=== AUFGABENSTELLUNG ===
Schreiben Sie aus dem Grußwort zur Konferenz über das Altern den Abschnitt wortgetreu ab, der mit den Worten „Mit Freude grüße“ einsetzt und mit „Jahrhunderts sein wird.“ schließt.

=== TEXTAUSZUG ===
━━━━

AN DIE TEILNEHMER DER 
II. INTERNATIONALEN KONFERENZ ÜBER DAS ALTERN

 

Verehrter Herr Präsident!

Mit Freude grüße ich Sie und durch Sie alle Teilnehmer der II. Internationalen Konferenz über das Altern und wünsche Ihnen alles Gute und viel Erfolg bei Ihrer Arbeit.

Zwanzig Jahre nach der I. Internationalen Konferenz von 1982 in Wien ist die gegenwärtige Versammlung ein bedeutendes Ziel und vor allem ein Ansporn für die Zukunft, da der Alterungsprozeß der Weltbevölkerung zweifellos eines der wesentlichen Phänomene des 2 . Jahrhunderts sein wird.

In den vergangenen beiden Jahrzehnten haben die Vereinten Nationen zahlreiche Initiativen ergriffen, um die Probleme einer zunehmend älter werdenden Bevölkerung zu verstehen und zu lösen.

Besonders lobenswert war in dieser Hinsicht das 1999 begangene Internationale Jahr der alten Menschen. Es war eine günstige Gelegenheit, um die gesamte Menschheit auf die Notwendigkeit aufmerksam zu machen, daß wir verantwortungvoll die Herausforderung in Angriff nehmen müssen, eine »Gesellschaft aufzubauen, die jedem Alter gerecht wird«.

Meine Anteilnahme an jenem Ereignis habe ich in einem an die alten Menschen gerichteten Schreiben zum Ausdruck gebracht, nicht nur weil ich mich ihnen in pastoraler Sorge verbunden fühle, sondern auch weil ich ihre Situation persönlich teile. Der Päpstliche Rat für die Laien veröffentlichte seinerseits ein Dokument mit dem Titel: »Die Würde des alten Menschen und seine Aufgabe in Kirche und Welt.« Damit bekräftigte die katholische Kirche die Aufmerksamkeit, die sie durch entsprechende Initiativen und durch ihre Zusammenarbeit mit den staatlichen Institutionen und der zivilen Gesellschaft den älteren Menschen stets entgegengebracht hat.

━━━━

=== ZEILEN ===
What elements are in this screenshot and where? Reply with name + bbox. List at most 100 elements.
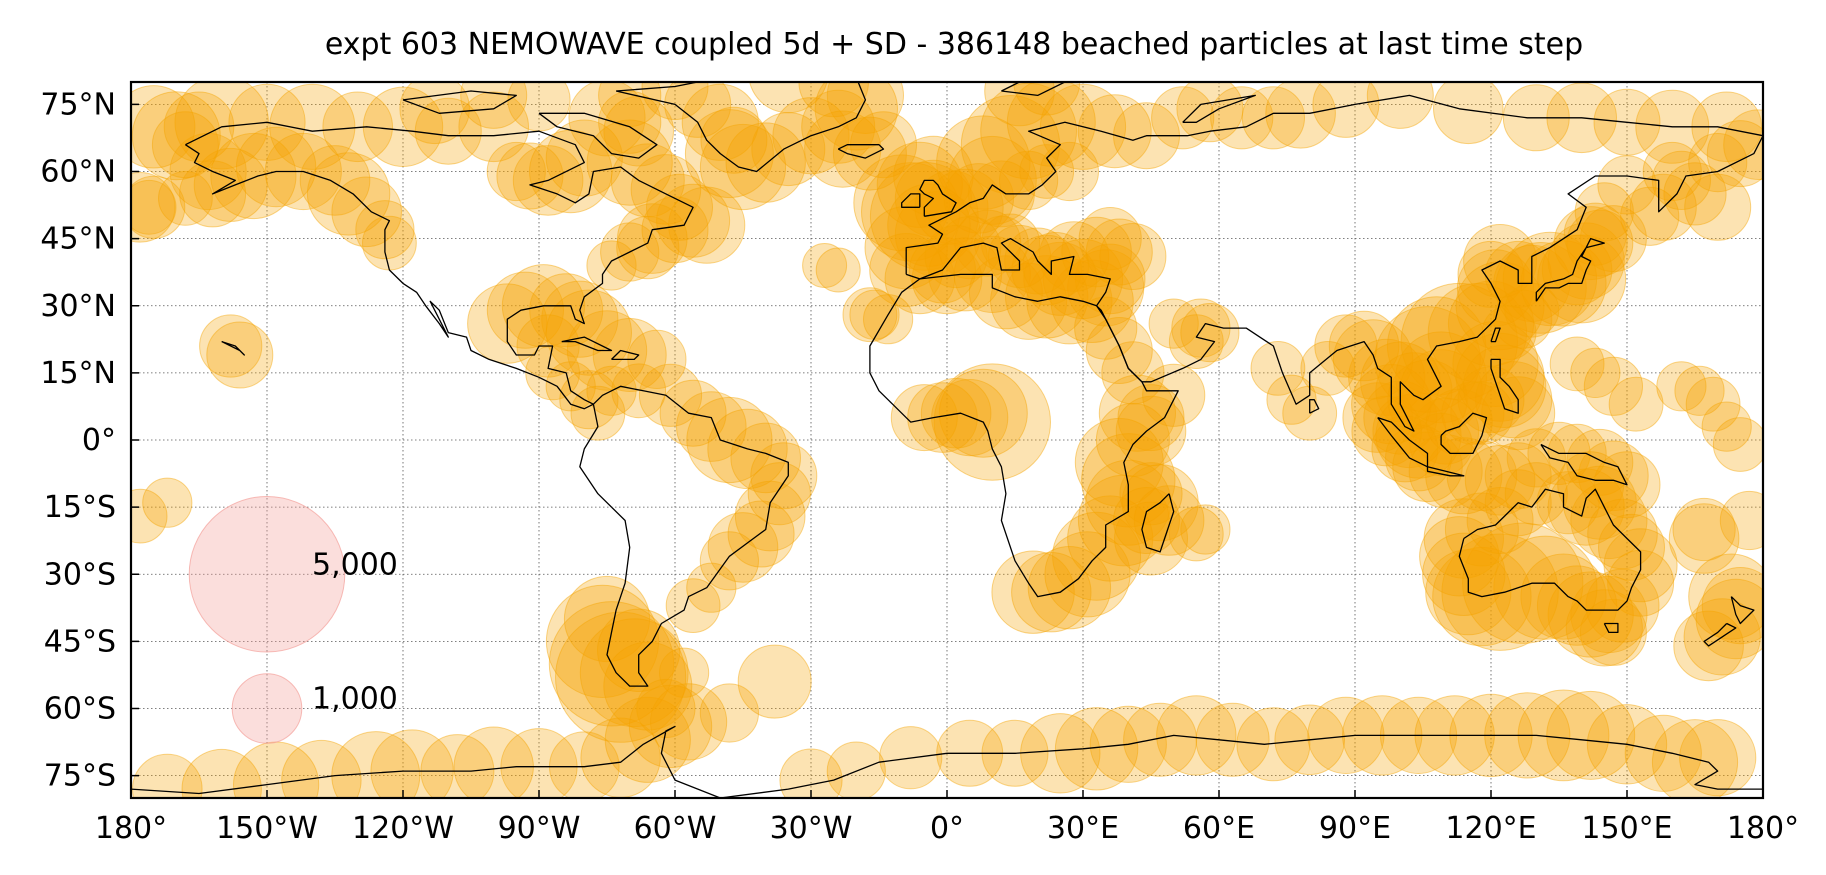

━━━━

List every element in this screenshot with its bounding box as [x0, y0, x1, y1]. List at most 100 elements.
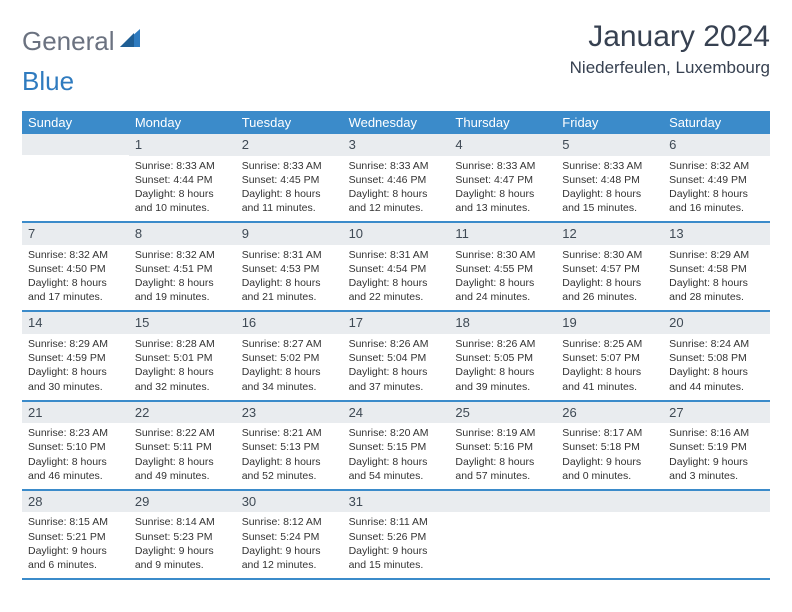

━━━━

=== LÖSUNG ===
Mit Freude grüße ich Sie und durch Sie alle Teilnehmer der II. Internationalen Konferenz über das Altern und wünsche Ihnen alles Gute und viel Erfolg bei Ihrer Arbeit.

Zwanzig Jahre nach der I. Internationalen Konferenz von 1982 in Wien ist die gegenwärtige Versammlung ein bedeutendes Ziel und vor allem ein Ansporn für die Zukunft, da der Alterungsprozeß der Weltbevölkerung zweifellos eines der wesentlichen Phänomene des 2 . Jahrhunderts sein wird.